# YOUR INSTRUCTIONS:
Copy out the lines below word for word, omitting the pictures.

--- Start of ENTRIES ---

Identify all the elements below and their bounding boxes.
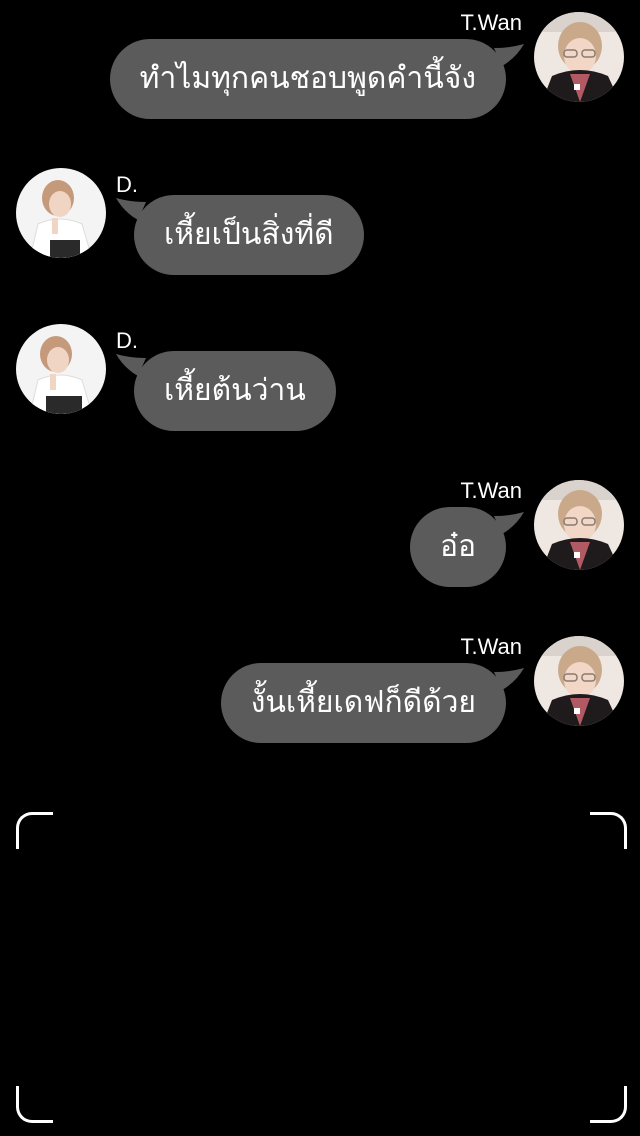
d-avatar[interactable] (16, 324, 106, 414)
sender-name: D. (116, 328, 138, 353)
viewfinder-corner-bottom-right-icon (590, 1086, 627, 1123)
viewfinder-corner-bottom-left-icon (16, 1086, 53, 1123)
message-bubble[interactable]: เหี้ยต้นว่าน (134, 351, 336, 431)
t-wan-avatar[interactable] (534, 480, 624, 570)
sender-name: T.Wan (460, 478, 522, 503)
message-bubble[interactable]: เหี้ยเป็นสิ่งที่ดี (134, 195, 364, 275)
viewfinder-corner-top-right-icon (590, 812, 627, 849)
message-bubble[interactable]: ทำไมทุกคนชอบพูดคำนี้จัง (109, 39, 506, 119)
sender-name: D. (116, 172, 138, 197)
sender-name: T.Wan (460, 634, 522, 659)
message-bubble[interactable]: อ๋อ (409, 507, 506, 587)
message-bubble[interactable]: งั้นเหี้ยเดฟก็ดีด้วย (220, 663, 506, 743)
viewfinder-corner-top-left-icon (16, 812, 53, 849)
t-wan-avatar[interactable] (534, 12, 624, 102)
sender-name: T.Wan (460, 10, 522, 35)
d-avatar[interactable] (16, 168, 106, 258)
chat-thread: T.Wan ทำไมทุกคนชอบพูดคำนี้จัง D. เหี้ยเป… (0, 0, 640, 780)
t-wan-avatar[interactable] (534, 636, 624, 726)
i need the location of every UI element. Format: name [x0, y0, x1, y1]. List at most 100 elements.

--- End of ENTRIES ---

# RESPONSE TO THE EXERCISE:
Identify all the elements below and their bounding boxes.
d-avatar[interactable] (16, 324, 106, 414)
sender-name: D. (116, 328, 138, 353)
viewfinder-corner-bottom-right-icon (590, 1086, 627, 1123)
viewfinder-corner-bottom-left-icon (16, 1086, 53, 1123)
message-bubble[interactable]: เหี้ยต้นว่าน (134, 351, 336, 431)
t-wan-avatar[interactable] (534, 480, 624, 570)
sender-name: T.Wan (460, 478, 522, 503)
message-bubble[interactable]: เหี้ยเป็นสิ่งที่ดี (134, 195, 364, 275)
viewfinder-corner-top-right-icon (590, 812, 627, 849)
message-bubble[interactable]: ทำไมทุกคนชอบพูดคำนี้จัง (109, 39, 506, 119)
sender-name: D. (116, 172, 138, 197)
sender-name: T.Wan (460, 634, 522, 659)
message-bubble[interactable]: อ๋อ (409, 507, 506, 587)
message-bubble[interactable]: งั้นเหี้ยเดฟก็ดีด้วย (220, 663, 506, 743)
viewfinder-corner-top-left-icon (16, 812, 53, 849)
t-wan-avatar[interactable] (534, 12, 624, 102)
sender-name: T.Wan (460, 10, 522, 35)
d-avatar[interactable] (16, 168, 106, 258)
chat-thread: T.Wan ทำไมทุกคนชอบพูดคำนี้จัง D. เหี้ยเป… (0, 0, 640, 780)
t-wan-avatar[interactable] (534, 636, 624, 726)
i need the location of every UI element. Format: name [x0, y0, x1, y1]. List at most 100 elements.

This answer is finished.